=== ENTRIES SHOWN ===

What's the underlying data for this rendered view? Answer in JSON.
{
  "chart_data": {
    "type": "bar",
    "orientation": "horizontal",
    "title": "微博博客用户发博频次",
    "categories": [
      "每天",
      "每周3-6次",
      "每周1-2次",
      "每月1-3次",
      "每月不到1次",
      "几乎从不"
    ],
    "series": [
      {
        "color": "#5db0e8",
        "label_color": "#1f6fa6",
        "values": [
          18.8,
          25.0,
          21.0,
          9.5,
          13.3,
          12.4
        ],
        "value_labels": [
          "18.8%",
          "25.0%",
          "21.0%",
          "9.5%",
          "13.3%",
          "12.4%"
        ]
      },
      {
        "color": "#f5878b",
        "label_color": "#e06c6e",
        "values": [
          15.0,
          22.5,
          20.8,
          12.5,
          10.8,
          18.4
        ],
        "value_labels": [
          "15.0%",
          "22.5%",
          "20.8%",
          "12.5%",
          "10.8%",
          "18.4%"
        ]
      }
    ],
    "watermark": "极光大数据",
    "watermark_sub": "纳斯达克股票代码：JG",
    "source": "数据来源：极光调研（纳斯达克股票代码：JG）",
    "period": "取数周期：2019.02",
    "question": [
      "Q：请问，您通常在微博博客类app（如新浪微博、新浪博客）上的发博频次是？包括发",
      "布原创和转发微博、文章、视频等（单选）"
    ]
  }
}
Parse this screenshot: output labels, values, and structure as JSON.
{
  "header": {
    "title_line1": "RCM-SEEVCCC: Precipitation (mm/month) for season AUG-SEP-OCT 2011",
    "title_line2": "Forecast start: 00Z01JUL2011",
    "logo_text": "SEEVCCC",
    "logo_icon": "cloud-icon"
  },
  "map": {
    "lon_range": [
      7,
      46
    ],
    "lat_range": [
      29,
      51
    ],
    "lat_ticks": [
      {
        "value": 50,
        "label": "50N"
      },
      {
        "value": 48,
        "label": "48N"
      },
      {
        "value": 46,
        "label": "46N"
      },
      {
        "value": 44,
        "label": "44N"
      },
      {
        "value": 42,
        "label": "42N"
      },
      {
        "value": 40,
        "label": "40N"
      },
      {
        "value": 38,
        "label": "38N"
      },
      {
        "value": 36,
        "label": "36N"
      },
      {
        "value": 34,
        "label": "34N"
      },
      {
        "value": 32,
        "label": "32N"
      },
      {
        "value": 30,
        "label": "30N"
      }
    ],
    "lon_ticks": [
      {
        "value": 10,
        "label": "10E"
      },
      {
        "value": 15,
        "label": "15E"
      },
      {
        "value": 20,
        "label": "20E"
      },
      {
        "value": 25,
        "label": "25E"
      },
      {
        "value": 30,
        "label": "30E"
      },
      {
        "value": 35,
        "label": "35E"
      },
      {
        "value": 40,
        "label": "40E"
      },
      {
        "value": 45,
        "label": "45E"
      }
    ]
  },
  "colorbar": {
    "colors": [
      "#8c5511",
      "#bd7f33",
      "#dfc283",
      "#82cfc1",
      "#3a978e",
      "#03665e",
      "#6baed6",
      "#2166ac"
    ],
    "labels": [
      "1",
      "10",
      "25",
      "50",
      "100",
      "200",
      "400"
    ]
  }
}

=== YOUR OBJECTIVE ===
Using the material above, report each line where "this" occurs.

=== OUTPUT BELOW ===
What's the underlying data for this rendered view? Answer in JSON.
Parse this screenshot: output labels, values, and structure as JSON.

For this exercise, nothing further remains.